What is being asked:
Write out the whole listing again, exactly as given.

— START OF Dataset records —

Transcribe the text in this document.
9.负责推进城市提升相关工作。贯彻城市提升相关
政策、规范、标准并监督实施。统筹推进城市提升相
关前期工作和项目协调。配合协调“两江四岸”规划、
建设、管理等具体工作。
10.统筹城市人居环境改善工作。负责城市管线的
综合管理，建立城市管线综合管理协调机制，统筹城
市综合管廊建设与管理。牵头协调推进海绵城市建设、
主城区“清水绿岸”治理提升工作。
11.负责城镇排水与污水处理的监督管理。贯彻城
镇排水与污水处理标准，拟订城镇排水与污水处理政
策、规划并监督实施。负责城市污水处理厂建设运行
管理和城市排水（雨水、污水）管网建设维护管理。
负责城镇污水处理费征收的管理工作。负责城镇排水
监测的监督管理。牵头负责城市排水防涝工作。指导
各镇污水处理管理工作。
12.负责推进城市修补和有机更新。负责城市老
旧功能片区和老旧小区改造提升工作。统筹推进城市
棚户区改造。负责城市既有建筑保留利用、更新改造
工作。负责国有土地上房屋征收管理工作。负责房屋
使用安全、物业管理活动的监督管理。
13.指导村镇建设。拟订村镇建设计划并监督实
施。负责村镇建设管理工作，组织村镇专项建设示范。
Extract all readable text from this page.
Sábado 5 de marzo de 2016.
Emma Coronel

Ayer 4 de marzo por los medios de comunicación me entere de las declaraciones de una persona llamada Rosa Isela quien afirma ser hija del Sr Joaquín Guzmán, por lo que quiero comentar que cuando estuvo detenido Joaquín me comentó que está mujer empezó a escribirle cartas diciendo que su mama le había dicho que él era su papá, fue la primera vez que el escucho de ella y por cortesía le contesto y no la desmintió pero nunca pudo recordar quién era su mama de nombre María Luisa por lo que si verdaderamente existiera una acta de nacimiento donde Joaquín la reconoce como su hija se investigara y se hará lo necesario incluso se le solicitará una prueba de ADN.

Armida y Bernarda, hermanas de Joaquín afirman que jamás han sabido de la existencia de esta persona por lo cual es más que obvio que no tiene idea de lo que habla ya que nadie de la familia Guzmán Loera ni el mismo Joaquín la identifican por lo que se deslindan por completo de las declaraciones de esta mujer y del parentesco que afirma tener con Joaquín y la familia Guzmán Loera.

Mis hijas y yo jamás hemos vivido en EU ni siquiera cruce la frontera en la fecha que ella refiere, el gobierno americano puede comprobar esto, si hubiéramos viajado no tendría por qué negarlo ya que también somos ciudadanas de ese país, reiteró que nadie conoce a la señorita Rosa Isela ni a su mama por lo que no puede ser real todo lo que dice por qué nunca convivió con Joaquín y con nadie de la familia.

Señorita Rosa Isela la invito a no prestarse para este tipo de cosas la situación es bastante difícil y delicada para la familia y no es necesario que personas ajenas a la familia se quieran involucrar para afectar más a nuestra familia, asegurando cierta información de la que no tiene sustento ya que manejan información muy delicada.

— END OF Dataset records —

Final result:
Transcribe the text in this document.
9.负责推进城市提升相关工作。贯彻城市提升相关
政策、规范、标准并监督实施。统筹推进城市提升相
关前期工作和项目协调。配合协调“两江四岸”规划、
建设、管理等具体工作。
10.统筹城市人居环境改善工作。负责城市管线的
综合管理，建立城市管线综合管理协调机制，统筹城
市综合管廊建设与管理。牵头协调推进海绵城市建设、
主城区“清水绿岸”治理提升工作。
11.负责城镇排水与污水处理的监督管理。贯彻城
镇排水与污水处理标准，拟订城镇排水与污水处理政
策、规划并监督实施。负责城市污水处理厂建设运行
管理和城市排水（雨水、污水）管网建设维护管理。
负责城镇污水处理费征收的管理工作。负责城镇排水
监测的监督管理。牵头负责城市排水防涝工作。指导
各镇污水处理管理工作。
12.负责推进城市修补和有机更新。负责城市老
旧功能片区和老旧小区改造提升工作。统筹推进城市
棚户区改造。负责城市既有建筑保留利用、更新改造
工作。负责国有土地上房屋征收管理工作。负责房屋
使用安全、物业管理活动的监督管理。
13.指导村镇建设。拟订村镇建设计划并监督实
施。负责村镇建设管理工作，组织村镇专项建设示范。
Extract all readable text from this page.
Sábado 5 de marzo de 2016.
Emma Coronel

Ayer 4 de marzo por los medios de comunicación me entere de las declaraciones de una persona llamada Rosa Isela quien afirma ser hija del Sr Joaquín Guzmán, por lo que quiero comentar que cuando estuvo detenido Joaquín me comentó que está mujer empezó a escribirle cartas diciendo que su mama le había dicho que él era su papá, fue la primera vez que el escucho de ella y por cortesía le contesto y no la desmintió pero nunca pudo recordar quién era su mama de nombre María Luisa por lo que si verdaderamente existiera una acta de nacimiento donde Joaquín la reconoce como su hija se investigara y se hará lo necesario incluso se le solicitará una prueba de ADN.

Armida y Bernarda, hermanas de Joaquín afirman que jamás han sabido de la existencia de esta persona por lo cual es más que obvio que no tiene idea de lo que habla ya que nadie de la familia Guzmán Loera ni el mismo Joaquín la identifican por lo que se deslindan por completo de las declaraciones de esta mujer y del parentesco que afirma tener con Joaquín y la familia Guzmán Loera.

Mis hijas y yo jamás hemos vivido en EU ni siquiera cruce la frontera en la fecha que ella refiere, el gobierno americano puede comprobar esto, si hubiéramos viajado no tendría por qué negarlo ya que también somos ciudadanas de ese país, reiteró que nadie conoce a la señorita Rosa Isela ni a su mama por lo que no puede ser real todo lo que dice por qué nunca convivió con Joaquín y con nadie de la familia.

Señorita Rosa Isela la invito a no prestarse para este tipo de cosas la situación es bastante difícil y delicada para la familia y no es necesario que personas ajenas a la familia se quieran involucrar para afectar más a nuestra familia, asegurando cierta información de la que no tiene sustento ya que manejan información muy delicada.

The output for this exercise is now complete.